(WHAT TO WORK ON)
List each line holding the string "JSON".

(EXCERPTED RECORDS)
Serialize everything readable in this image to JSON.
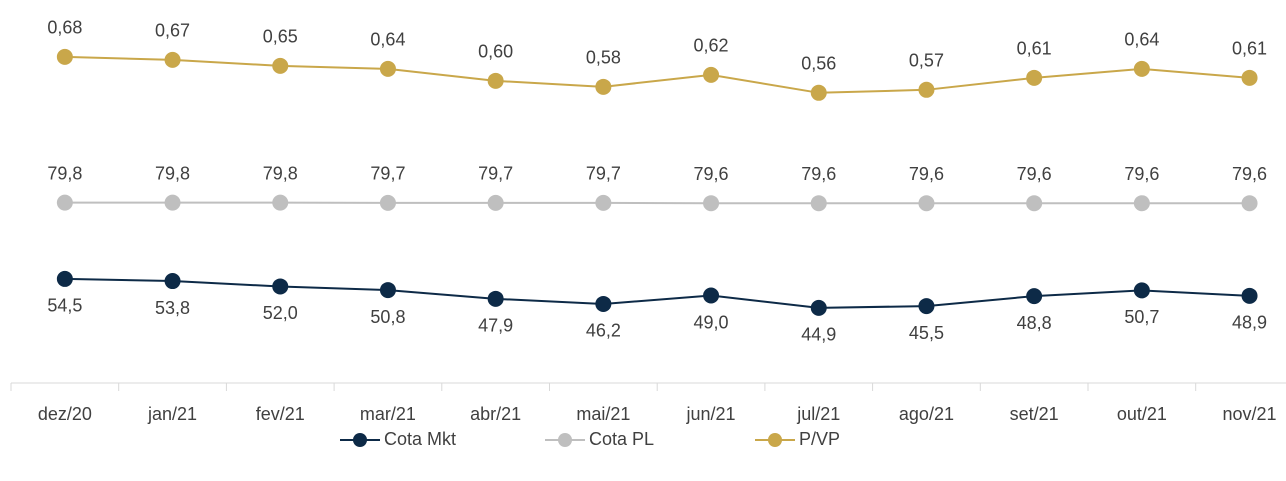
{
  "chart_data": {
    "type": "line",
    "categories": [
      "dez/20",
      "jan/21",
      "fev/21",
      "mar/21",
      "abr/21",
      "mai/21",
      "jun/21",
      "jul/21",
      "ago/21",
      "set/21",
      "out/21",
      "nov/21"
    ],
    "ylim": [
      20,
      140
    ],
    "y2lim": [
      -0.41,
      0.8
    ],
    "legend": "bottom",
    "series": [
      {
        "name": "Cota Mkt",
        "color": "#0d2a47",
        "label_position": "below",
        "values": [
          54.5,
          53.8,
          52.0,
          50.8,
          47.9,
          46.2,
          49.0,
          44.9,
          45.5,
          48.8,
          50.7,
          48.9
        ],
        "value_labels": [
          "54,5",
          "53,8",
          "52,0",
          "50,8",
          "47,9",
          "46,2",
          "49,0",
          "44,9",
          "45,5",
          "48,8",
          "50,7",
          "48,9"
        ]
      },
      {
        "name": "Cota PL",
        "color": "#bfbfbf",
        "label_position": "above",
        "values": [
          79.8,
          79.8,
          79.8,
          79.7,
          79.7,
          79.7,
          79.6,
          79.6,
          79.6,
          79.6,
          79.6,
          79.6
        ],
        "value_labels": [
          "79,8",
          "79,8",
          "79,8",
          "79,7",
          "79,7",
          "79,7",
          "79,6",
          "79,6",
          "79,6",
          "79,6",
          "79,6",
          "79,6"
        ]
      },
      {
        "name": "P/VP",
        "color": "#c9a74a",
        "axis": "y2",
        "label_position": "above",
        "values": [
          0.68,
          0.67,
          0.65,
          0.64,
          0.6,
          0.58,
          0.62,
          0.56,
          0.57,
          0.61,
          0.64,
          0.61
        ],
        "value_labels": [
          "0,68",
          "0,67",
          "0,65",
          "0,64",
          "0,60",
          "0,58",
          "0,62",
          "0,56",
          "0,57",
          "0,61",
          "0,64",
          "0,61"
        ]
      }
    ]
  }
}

* * *

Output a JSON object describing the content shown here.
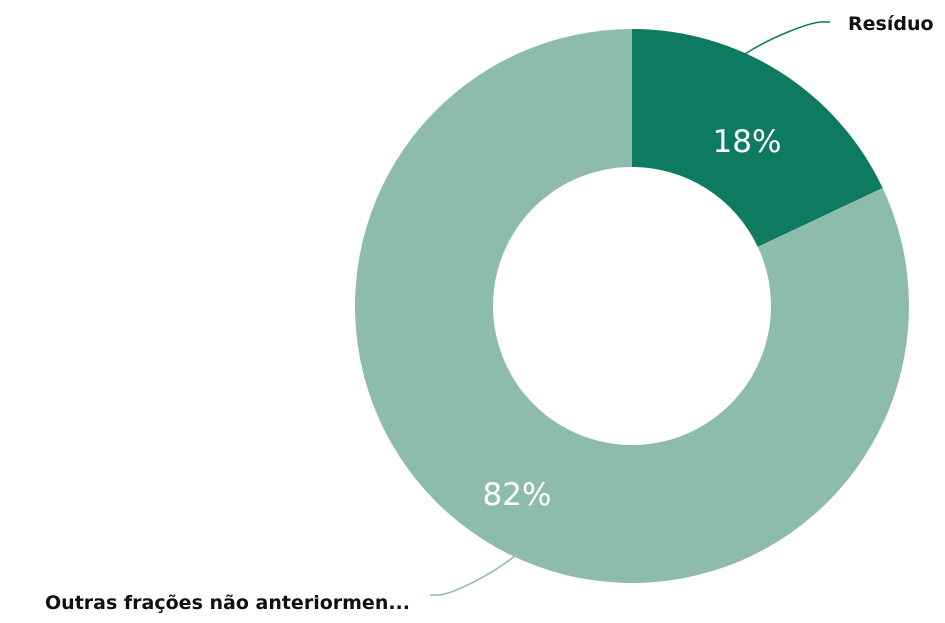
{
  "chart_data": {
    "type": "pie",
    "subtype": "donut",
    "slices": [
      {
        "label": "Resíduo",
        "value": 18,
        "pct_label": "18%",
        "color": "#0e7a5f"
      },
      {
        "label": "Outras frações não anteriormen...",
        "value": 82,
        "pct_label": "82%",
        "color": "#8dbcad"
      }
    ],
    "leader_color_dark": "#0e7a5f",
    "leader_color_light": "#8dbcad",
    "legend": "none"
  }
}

==

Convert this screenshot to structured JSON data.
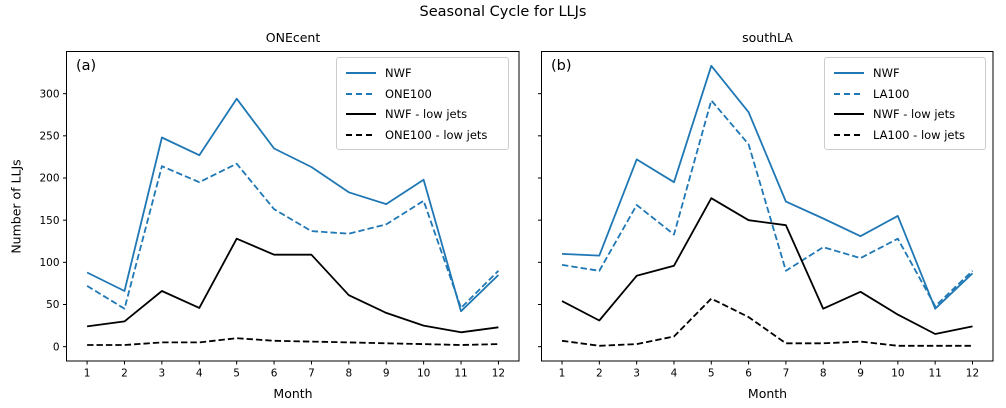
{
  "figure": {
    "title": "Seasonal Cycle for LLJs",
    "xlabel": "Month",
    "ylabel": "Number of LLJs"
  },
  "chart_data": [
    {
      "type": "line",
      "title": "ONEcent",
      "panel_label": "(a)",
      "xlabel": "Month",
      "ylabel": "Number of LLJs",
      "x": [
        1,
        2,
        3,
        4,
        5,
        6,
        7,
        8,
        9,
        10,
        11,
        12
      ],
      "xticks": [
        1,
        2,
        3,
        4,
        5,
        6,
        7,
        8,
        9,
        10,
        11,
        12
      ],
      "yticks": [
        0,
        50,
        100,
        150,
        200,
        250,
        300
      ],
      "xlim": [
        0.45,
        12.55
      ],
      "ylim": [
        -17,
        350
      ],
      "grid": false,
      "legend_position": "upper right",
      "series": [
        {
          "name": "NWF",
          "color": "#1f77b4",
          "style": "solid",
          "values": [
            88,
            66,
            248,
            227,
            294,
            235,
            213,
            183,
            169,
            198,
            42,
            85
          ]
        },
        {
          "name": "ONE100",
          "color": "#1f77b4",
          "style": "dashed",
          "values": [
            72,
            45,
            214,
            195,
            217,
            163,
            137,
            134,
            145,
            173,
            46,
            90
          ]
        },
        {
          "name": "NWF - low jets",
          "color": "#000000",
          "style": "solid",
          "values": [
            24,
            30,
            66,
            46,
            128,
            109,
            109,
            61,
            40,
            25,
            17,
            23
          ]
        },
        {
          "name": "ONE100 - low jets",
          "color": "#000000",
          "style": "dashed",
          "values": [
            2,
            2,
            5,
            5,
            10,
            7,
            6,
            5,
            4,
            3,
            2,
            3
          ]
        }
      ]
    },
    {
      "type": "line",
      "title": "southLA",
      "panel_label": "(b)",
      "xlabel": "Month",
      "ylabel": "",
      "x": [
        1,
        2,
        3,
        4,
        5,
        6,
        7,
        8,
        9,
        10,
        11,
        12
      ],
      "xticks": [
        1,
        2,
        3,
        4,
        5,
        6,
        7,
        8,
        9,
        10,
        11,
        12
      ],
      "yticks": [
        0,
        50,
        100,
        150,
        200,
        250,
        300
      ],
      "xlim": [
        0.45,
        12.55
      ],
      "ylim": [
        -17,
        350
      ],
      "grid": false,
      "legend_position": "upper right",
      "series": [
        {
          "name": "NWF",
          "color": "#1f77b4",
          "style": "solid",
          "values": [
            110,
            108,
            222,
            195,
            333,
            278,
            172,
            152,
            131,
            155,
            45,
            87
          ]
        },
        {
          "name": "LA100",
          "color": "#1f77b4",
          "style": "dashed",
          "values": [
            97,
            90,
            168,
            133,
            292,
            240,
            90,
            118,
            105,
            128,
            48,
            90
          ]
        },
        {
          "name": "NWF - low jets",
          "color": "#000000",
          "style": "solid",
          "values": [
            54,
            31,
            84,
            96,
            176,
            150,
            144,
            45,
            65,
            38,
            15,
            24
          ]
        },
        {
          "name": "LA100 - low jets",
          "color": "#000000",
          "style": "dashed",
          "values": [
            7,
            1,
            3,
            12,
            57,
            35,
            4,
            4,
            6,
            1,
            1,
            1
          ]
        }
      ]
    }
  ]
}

(TASK RESULT)
Serialize everything readable in this image to JSON.
Output a JSON object describing the content shown here.
Convert this screenshot to structured JSON data.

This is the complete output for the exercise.